### Extract provided
BEGIN

Abstract EANA2025-96

The search for exomoons is crucial in astrobiology science. Their presence directly affects the habitability of a terrestrial or super-Earth planet, as the tidal forces enhance iron core convection, thereby strengthening the magnetic field that protects the exoplanet from the star's aggressive radiation and supports the biosphere. In cases where a giant gaseous planet resides within the habitable zone (HZ), its moon would also lie within that region, thus becoming a plausible site for biological activity.

We proposed 12 Kepler targets with potential exomoon candidates, including 8 unconfirmed exoplanets for photometric observations at a 1.6 m telescope located in the Mont-Mégantic Observatory (OMM). The goals of observations are to verify their planetary nature and refine their physical and orbital parameters. Six of these candidates have long periods (>70 days), making their transit observation infrequent and difficult to detect. Capturing these rare events contributes to filling observational gaps in long-period regimes.

END

### Required action 1
In the exomoon abstract, where is the telescope used for the photometric observations located?
### Required action 2
Reproduce the part of the exomoon abstract starting with "The search for" and going on through "for biological activity.".
### Required action 3
Write what comes next in the exomoon abstract, picking up after its last sentence.

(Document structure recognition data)
BEGIN

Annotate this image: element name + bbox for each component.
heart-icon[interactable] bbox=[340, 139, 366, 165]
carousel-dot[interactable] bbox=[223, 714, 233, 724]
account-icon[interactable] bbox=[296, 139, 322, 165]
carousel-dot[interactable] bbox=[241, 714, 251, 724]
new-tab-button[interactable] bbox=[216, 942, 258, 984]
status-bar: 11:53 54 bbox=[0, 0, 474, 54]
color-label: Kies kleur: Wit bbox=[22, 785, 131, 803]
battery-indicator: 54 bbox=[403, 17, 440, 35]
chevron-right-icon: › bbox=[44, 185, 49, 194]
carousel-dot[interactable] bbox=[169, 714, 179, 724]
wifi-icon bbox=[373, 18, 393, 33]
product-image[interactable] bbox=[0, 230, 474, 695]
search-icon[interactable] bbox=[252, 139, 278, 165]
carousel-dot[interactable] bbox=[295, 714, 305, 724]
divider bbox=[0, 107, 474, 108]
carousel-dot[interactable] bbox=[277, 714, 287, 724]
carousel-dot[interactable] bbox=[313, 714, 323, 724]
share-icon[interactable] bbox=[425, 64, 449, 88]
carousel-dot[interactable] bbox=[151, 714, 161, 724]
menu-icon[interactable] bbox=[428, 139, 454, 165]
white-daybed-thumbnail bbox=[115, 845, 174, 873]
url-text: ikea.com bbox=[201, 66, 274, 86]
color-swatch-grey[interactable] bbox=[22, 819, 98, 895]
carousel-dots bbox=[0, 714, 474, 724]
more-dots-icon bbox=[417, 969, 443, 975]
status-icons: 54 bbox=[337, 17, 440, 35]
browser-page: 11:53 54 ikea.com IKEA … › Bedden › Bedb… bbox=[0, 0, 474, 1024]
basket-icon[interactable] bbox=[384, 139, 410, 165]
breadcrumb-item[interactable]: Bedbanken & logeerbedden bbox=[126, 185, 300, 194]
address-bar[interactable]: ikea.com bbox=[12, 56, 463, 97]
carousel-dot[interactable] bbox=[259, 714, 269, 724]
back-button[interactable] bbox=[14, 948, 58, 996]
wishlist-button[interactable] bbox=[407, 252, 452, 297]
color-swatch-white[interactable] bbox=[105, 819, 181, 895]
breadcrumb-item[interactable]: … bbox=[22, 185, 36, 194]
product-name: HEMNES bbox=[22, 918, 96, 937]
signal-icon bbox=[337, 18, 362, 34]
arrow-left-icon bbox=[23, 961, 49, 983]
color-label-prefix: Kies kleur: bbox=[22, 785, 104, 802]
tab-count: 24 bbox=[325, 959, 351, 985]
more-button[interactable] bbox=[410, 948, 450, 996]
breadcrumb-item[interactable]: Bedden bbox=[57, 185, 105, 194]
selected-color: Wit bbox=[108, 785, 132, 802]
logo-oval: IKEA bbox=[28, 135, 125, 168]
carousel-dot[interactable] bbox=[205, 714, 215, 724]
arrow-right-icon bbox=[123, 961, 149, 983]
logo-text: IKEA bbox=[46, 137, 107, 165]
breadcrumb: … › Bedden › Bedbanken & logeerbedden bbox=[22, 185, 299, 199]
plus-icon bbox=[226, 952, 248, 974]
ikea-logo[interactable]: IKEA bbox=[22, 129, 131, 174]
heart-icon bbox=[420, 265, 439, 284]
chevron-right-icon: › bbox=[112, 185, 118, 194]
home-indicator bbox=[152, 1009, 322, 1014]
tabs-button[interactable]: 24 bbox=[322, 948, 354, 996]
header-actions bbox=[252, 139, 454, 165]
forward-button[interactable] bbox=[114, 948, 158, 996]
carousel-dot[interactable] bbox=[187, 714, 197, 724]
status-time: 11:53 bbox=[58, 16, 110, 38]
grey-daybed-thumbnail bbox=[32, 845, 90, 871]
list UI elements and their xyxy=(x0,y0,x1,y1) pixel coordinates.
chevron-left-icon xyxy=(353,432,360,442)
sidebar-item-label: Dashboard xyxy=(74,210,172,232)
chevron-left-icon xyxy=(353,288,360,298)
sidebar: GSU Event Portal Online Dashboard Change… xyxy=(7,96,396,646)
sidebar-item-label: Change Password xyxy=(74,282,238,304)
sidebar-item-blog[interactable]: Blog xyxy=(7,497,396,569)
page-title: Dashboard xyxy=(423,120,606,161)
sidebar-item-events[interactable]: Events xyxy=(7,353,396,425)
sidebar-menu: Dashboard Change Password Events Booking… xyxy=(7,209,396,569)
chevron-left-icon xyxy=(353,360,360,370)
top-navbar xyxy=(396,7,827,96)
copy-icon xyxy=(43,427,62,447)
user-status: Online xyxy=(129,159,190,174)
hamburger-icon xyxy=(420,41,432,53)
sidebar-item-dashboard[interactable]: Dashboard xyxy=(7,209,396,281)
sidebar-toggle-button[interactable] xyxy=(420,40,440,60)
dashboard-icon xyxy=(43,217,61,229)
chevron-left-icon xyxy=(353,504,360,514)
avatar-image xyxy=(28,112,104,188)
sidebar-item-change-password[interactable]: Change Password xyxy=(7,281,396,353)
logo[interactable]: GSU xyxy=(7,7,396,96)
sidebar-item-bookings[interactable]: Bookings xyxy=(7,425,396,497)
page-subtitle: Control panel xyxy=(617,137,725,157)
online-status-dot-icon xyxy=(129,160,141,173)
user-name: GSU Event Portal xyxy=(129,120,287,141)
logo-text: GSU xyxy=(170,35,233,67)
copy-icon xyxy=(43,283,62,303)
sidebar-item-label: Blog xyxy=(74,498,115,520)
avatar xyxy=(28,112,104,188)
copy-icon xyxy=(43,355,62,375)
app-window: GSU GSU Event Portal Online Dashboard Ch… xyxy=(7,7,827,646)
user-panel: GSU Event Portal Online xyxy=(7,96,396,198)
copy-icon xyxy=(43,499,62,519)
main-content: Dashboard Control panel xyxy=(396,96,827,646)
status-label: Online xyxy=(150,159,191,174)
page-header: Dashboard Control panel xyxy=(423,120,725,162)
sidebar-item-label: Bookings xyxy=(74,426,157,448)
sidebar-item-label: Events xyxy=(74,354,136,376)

END

### Exercise result 1
The Mont-Mégantic Observatory (OMM).

### Exercise result 2
The search for exomoons is crucial in astrobiology science. Their presence directly affects the habitability of a terrestrial or super-Earth planet, as the tidal forces enhance iron core convection, thereby strengthening the magnetic field that protects the exoplanet from the star's aggressive radiation and supports the biosphere. In cases where a giant gaseous planet resides within the habitable zone (HZ), its moon would also lie within that region, thus becoming a plausible site for biological activity.

### Exercise result 3
Our selected targets represent a diverse range of planetary types: 4 Jupiter-sized, 4 Neptune-sized, 2 mini-Neptunes, and 2 super-Earths. Several of the researched exoplanets are located in the habitable zone (HZ), and we compared three theoretical HZ models, including observable parameters obtained at the OMM. We used the Gaussian process to detrend and remove stellar activity from the transit lightcurve and employed the Pandora Python package to simulate exomoon transit signatures under the most favorable observational conditions.

Observations of confirmed exoplanets (Kepler-27, Kepler-397, Kepler-1981, and Kepler-553) were used to calibrate our data reduction technique and contribute to transit timing variation studies.

Additionally, we used models of emission and transmission spectra of several investigated exoplanets for follow-up observations with the future VROOM spectrograph at OMM.